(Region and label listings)
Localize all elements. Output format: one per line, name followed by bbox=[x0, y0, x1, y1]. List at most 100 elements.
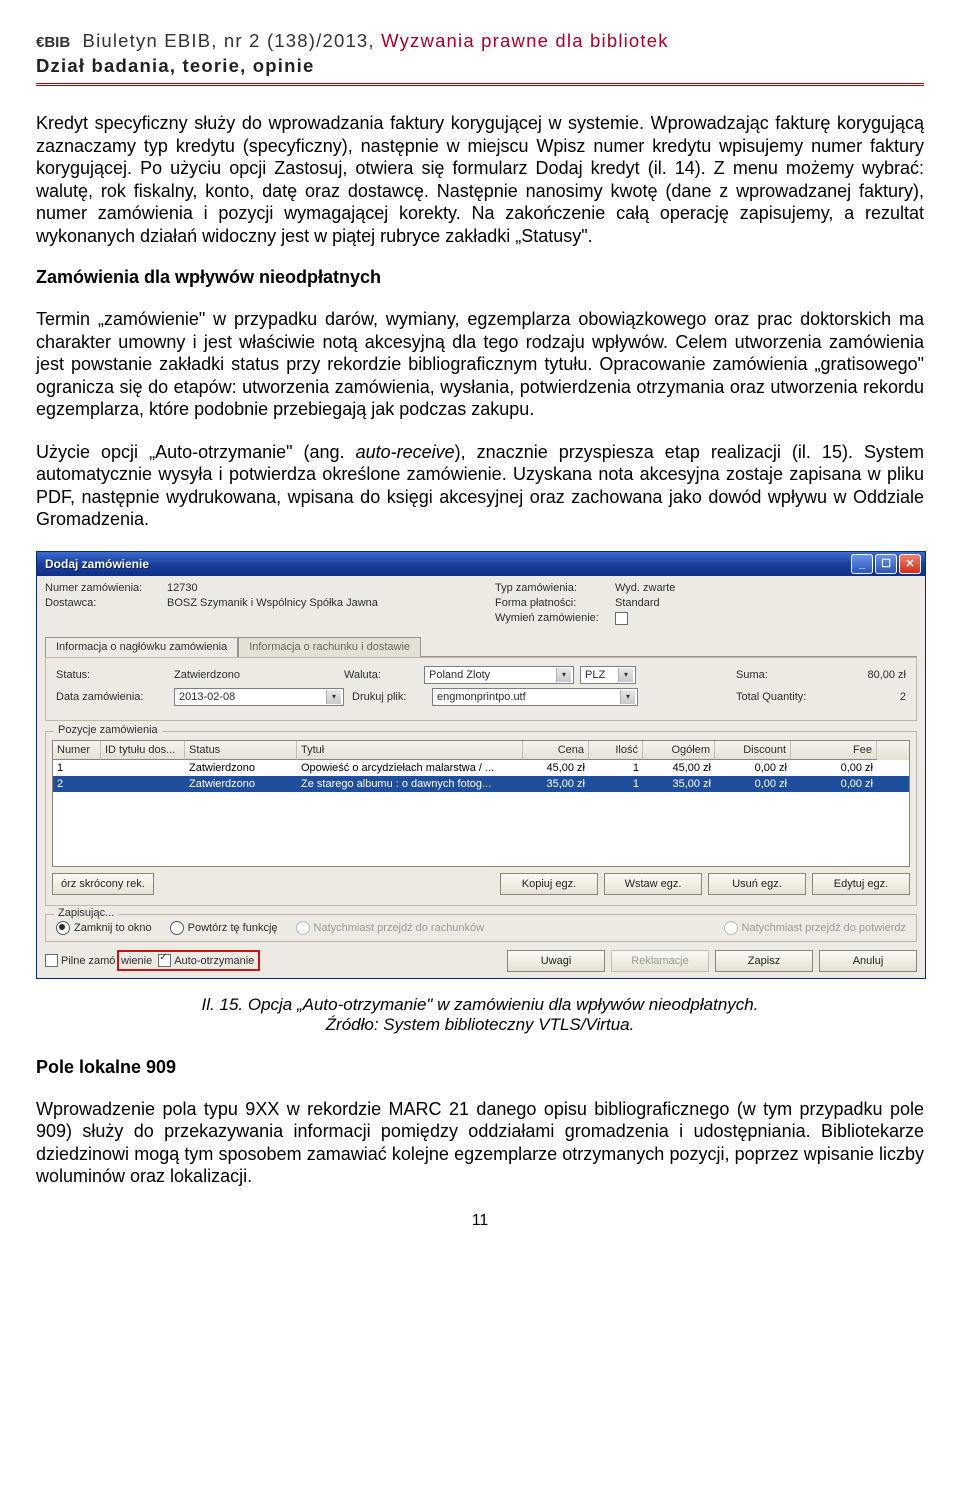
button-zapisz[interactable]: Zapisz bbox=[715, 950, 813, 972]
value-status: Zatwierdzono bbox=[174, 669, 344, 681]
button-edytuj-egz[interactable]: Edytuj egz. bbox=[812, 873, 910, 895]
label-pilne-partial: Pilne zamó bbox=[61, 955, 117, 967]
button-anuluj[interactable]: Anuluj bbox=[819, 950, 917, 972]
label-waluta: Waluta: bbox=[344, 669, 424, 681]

#### What the task asks:
Reproduce the records above, with "elements" changed to "items" and nothing else altered. Leave out the pictures.

#### Expected output:
Localize all items. Output format: one per line, name followed by bbox=[x0, y0, x1, y1]. List at most 100 items.
button-zapisz[interactable]: Zapisz bbox=[715, 950, 813, 972]
value-status: Zatwierdzono bbox=[174, 669, 344, 681]
button-edytuj-egz[interactable]: Edytuj egz. bbox=[812, 873, 910, 895]
label-pilne-partial: Pilne zamó bbox=[61, 955, 117, 967]
button-anuluj[interactable]: Anuluj bbox=[819, 950, 917, 972]
label-waluta: Waluta: bbox=[344, 669, 424, 681]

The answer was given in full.